→ **GIVEN INSTRUCTION**:
Emit the data below verbatim, stripping out any pictures.

→ **RECORDS SUPPLIED**:
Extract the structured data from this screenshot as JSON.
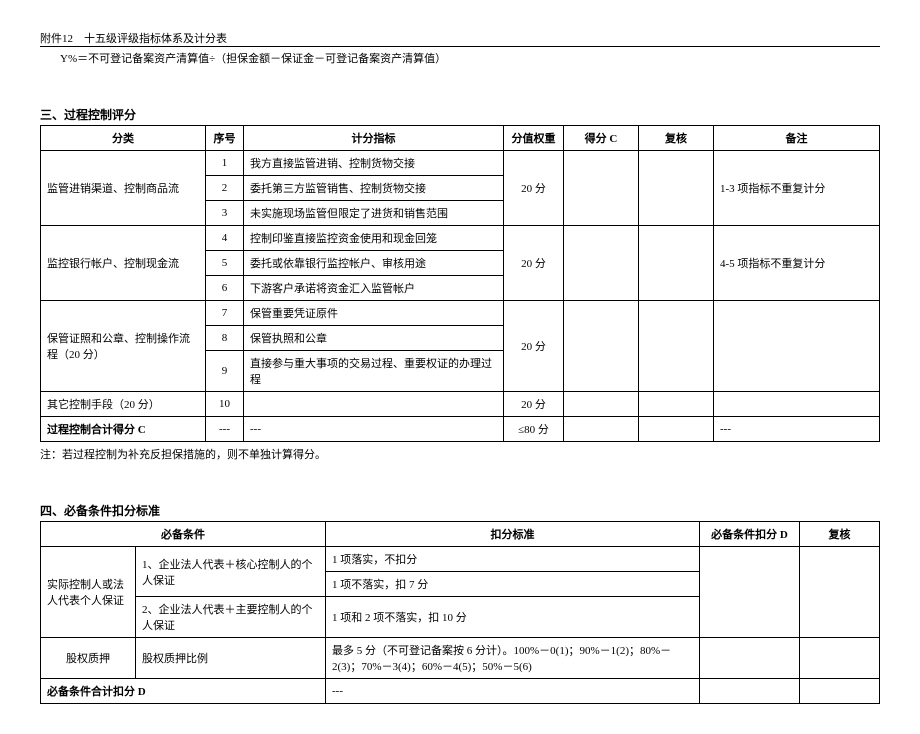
{
  "header": {
    "attachment": "附件12　十五级评级指标体系及计分表",
    "formula": "Y%＝不可登记备案资产清算值÷（担保金额－保证金－可登记备案资产清算值）"
  },
  "section3": {
    "title": "三、过程控制评分",
    "headers": {
      "category": "分类",
      "seq": "序号",
      "indicator": "计分指标",
      "weight": "分值权重",
      "scoreC": "得分 C",
      "review": "复核",
      "remark": "备注"
    },
    "groups": [
      {
        "category": "监管进销渠道、控制商品流",
        "weight": "20 分",
        "remark": "1-3 项指标不重复计分",
        "rows": [
          {
            "seq": "1",
            "indicator": "我方直接监管进销、控制货物交接"
          },
          {
            "seq": "2",
            "indicator": "委托第三方监管销售、控制货物交接"
          },
          {
            "seq": "3",
            "indicator": "未实施现场监管但限定了进货和销售范围"
          }
        ]
      },
      {
        "category": "监控银行帐户、控制现金流",
        "weight": "20 分",
        "remark": "4-5 项指标不重复计分",
        "rows": [
          {
            "seq": "4",
            "indicator": "控制印鉴直接监控资金使用和现金回笼"
          },
          {
            "seq": "5",
            "indicator": "委托或依靠银行监控帐户、审核用途"
          },
          {
            "seq": "6",
            "indicator": "下游客户承诺将资金汇入监管帐户"
          }
        ]
      },
      {
        "category": "保管证照和公章、控制操作流程（20 分）",
        "weight": "20 分",
        "remark": "",
        "rows": [
          {
            "seq": "7",
            "indicator": "保管重要凭证原件"
          },
          {
            "seq": "8",
            "indicator": "保管执照和公章"
          },
          {
            "seq": "9",
            "indicator": "直接参与重大事项的交易过程、重要权证的办理过程"
          }
        ]
      }
    ],
    "otherRow": {
      "category": "其它控制手段（20 分）",
      "seq": "10",
      "indicator": "",
      "weight": "20 分"
    },
    "totalRow": {
      "category": "过程控制合计得分 C",
      "seq": "---",
      "indicator": "---",
      "weight": "≤80 分",
      "remark": "---"
    },
    "note": "注：若过程控制为补充反担保措施的，则不单独计算得分。"
  },
  "section4": {
    "title": "四、必备条件扣分标准",
    "headers": {
      "condition": "必备条件",
      "standard": "扣分标准",
      "deductD": "必备条件扣分 D",
      "review": "复核"
    },
    "rows": [
      {
        "cat": "实际控制人或法人代表个人保证",
        "cond": "1、企业法人代表＋核心控制人的个人保证",
        "std": "1 项落实，不扣分"
      },
      {
        "std": "1 项不落实，扣 7 分"
      },
      {
        "cond": "2、企业法人代表＋主要控制人的个人保证",
        "std": "1 项和 2 项不落实，扣 10 分"
      },
      {
        "cat": "股权质押",
        "cond": "股权质押比例",
        "std": "最多 5 分（不可登记备案按 6 分计）。100%－0(1)；90%－1(2)；80%－2(3)；70%－3(4)；60%－4(5)；50%－5(6)"
      }
    ],
    "totalRow": {
      "label": "必备条件合计扣分 D",
      "dash": "---"
    }
  }
}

→ **EXERCISE ANSWER**:
Extract the structured data from this screenshot as JSON.
{
  "header": {
    "attachment": "附件12　十五级评级指标体系及计分表",
    "formula": "Y%＝不可登记备案资产清算值÷（担保金额－保证金－可登记备案资产清算值）"
  },
  "section3": {
    "title": "三、过程控制评分",
    "headers": {
      "category": "分类",
      "seq": "序号",
      "indicator": "计分指标",
      "weight": "分值权重",
      "scoreC": "得分 C",
      "review": "复核",
      "remark": "备注"
    },
    "groups": [
      {
        "category": "监管进销渠道、控制商品流",
        "weight": "20 分",
        "remark": "1-3 项指标不重复计分",
        "rows": [
          {
            "seq": "1",
            "indicator": "我方直接监管进销、控制货物交接"
          },
          {
            "seq": "2",
            "indicator": "委托第三方监管销售、控制货物交接"
          },
          {
            "seq": "3",
            "indicator": "未实施现场监管但限定了进货和销售范围"
          }
        ]
      },
      {
        "category": "监控银行帐户、控制现金流",
        "weight": "20 分",
        "remark": "4-5 项指标不重复计分",
        "rows": [
          {
            "seq": "4",
            "indicator": "控制印鉴直接监控资金使用和现金回笼"
          },
          {
            "seq": "5",
            "indicator": "委托或依靠银行监控帐户、审核用途"
          },
          {
            "seq": "6",
            "indicator": "下游客户承诺将资金汇入监管帐户"
          }
        ]
      },
      {
        "category": "保管证照和公章、控制操作流程（20 分）",
        "weight": "20 分",
        "remark": "",
        "rows": [
          {
            "seq": "7",
            "indicator": "保管重要凭证原件"
          },
          {
            "seq": "8",
            "indicator": "保管执照和公章"
          },
          {
            "seq": "9",
            "indicator": "直接参与重大事项的交易过程、重要权证的办理过程"
          }
        ]
      }
    ],
    "otherRow": {
      "category": "其它控制手段（20 分）",
      "seq": "10",
      "indicator": "",
      "weight": "20 分"
    },
    "totalRow": {
      "category": "过程控制合计得分 C",
      "seq": "---",
      "indicator": "---",
      "weight": "≤80 分",
      "remark": "---"
    },
    "note": "注：若过程控制为补充反担保措施的，则不单独计算得分。"
  },
  "section4": {
    "title": "四、必备条件扣分标准",
    "headers": {
      "condition": "必备条件",
      "standard": "扣分标准",
      "deductD": "必备条件扣分 D",
      "review": "复核"
    },
    "rows": [
      {
        "cat": "实际控制人或法人代表个人保证",
        "cond": "1、企业法人代表＋核心控制人的个人保证",
        "std": "1 项落实，不扣分"
      },
      {
        "std": "1 项不落实，扣 7 分"
      },
      {
        "cond": "2、企业法人代表＋主要控制人的个人保证",
        "std": "1 项和 2 项不落实，扣 10 分"
      },
      {
        "cat": "股权质押",
        "cond": "股权质押比例",
        "std": "最多 5 分（不可登记备案按 6 分计）。100%－0(1)；90%－1(2)；80%－2(3)；70%－3(4)；60%－4(5)；50%－5(6)"
      }
    ],
    "totalRow": {
      "label": "必备条件合计扣分 D",
      "dash": "---"
    }
  }
}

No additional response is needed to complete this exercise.